» **Recorded data**
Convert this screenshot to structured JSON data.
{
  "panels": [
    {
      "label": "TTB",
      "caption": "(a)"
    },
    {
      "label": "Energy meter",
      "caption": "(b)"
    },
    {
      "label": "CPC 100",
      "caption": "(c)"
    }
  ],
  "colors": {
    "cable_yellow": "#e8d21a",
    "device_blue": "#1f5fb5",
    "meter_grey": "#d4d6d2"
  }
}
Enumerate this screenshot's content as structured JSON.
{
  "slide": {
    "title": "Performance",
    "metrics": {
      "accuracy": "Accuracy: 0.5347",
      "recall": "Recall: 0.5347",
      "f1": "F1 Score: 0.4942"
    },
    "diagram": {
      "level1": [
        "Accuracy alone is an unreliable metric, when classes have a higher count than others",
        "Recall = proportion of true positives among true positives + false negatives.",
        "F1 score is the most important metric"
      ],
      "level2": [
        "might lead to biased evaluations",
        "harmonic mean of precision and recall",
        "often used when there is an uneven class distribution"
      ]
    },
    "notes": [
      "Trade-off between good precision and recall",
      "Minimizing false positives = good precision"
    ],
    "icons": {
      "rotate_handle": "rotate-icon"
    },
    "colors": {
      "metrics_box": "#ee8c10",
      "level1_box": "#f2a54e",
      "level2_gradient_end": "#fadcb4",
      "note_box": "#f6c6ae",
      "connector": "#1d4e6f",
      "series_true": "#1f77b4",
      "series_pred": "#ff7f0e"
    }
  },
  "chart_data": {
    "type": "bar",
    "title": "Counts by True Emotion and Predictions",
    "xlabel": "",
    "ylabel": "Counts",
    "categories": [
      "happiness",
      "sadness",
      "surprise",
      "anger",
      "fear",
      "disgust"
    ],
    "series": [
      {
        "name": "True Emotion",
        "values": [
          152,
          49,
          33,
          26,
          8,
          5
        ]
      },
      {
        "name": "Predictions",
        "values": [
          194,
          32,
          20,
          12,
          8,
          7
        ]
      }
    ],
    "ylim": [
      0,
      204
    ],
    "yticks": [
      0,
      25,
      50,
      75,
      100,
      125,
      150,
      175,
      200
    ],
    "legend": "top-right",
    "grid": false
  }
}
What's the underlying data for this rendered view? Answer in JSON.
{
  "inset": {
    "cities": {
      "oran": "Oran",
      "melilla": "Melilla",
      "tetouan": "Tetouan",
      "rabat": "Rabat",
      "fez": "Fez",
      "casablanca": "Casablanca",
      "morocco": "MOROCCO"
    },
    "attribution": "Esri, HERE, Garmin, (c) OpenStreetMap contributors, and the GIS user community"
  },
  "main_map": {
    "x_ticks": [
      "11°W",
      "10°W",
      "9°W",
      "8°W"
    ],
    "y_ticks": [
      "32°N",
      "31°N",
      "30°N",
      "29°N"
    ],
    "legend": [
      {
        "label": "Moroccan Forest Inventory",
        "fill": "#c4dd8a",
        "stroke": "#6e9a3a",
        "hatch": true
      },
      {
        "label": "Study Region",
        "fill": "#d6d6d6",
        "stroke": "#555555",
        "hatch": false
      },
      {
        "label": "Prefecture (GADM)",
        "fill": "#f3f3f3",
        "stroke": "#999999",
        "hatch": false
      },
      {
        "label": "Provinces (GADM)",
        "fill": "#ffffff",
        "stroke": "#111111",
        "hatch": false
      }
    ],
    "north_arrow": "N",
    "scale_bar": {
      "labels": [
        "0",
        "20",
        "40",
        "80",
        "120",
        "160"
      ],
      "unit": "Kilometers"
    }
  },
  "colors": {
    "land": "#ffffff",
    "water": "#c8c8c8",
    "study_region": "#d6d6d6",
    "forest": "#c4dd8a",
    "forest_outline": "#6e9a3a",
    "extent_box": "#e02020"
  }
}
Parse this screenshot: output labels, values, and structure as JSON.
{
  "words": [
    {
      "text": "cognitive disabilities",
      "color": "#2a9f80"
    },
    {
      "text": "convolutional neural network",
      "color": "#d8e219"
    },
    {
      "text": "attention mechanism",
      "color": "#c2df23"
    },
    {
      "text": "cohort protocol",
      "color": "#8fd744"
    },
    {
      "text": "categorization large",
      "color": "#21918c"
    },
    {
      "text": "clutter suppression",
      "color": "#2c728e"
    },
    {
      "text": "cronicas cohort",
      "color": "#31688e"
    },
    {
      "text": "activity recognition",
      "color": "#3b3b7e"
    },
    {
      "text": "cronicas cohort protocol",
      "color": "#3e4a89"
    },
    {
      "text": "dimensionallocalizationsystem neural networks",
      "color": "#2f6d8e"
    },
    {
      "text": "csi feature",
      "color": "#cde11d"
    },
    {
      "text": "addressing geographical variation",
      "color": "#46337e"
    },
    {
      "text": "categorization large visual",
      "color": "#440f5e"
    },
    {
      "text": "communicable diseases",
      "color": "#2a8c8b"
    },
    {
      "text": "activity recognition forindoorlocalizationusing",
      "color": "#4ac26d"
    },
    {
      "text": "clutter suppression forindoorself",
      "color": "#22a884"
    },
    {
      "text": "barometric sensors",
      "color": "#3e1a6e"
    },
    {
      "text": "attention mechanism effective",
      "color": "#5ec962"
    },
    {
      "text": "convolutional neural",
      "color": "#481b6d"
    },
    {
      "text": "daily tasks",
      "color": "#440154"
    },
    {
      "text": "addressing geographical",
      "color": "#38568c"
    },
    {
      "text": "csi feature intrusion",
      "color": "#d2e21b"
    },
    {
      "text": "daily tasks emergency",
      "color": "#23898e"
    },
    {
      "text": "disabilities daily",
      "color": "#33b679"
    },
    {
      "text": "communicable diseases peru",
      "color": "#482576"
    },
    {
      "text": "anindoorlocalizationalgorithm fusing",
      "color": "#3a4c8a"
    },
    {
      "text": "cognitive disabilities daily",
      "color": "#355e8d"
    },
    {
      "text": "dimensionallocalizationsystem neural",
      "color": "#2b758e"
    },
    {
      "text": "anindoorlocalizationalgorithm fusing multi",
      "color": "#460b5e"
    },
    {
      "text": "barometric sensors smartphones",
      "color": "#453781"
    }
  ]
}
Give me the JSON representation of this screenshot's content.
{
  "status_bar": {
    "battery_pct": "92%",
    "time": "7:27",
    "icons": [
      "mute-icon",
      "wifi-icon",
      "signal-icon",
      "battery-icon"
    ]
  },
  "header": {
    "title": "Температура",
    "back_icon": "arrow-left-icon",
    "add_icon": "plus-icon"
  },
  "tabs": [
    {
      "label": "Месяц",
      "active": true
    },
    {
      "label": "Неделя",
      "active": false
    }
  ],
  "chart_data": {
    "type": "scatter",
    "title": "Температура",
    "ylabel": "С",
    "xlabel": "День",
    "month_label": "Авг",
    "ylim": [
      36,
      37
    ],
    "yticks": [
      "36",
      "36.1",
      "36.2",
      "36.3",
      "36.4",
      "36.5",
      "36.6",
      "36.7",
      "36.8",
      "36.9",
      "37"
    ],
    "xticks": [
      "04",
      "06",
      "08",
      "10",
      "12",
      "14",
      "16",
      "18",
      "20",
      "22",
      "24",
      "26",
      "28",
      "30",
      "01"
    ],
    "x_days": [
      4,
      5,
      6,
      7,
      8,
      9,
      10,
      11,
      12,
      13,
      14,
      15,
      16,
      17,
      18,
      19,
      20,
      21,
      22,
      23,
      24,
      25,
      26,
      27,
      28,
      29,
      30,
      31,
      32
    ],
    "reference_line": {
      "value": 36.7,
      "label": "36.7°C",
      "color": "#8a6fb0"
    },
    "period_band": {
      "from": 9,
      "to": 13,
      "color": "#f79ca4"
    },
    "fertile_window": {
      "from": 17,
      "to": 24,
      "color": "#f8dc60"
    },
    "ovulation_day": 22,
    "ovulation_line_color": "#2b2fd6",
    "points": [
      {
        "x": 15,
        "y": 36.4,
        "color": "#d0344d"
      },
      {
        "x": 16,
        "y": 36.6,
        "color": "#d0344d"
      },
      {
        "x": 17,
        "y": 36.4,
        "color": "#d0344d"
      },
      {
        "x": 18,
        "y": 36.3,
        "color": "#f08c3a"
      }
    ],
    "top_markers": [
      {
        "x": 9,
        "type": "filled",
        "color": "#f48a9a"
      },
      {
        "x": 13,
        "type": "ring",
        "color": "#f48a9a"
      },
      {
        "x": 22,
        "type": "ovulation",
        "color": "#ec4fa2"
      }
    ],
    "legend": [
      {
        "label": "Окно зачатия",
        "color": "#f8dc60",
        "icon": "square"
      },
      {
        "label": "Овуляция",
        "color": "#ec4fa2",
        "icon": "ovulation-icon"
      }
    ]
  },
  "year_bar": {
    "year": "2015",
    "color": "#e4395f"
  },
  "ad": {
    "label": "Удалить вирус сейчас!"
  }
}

» **PROBLEM DETAILS**
Search the preceding listing for "recognition" and extract every line where it is found.

» **THE ANSWER**
      "text": "activity recognition",
      "text": "activity recognition forindoorlocalizationusing",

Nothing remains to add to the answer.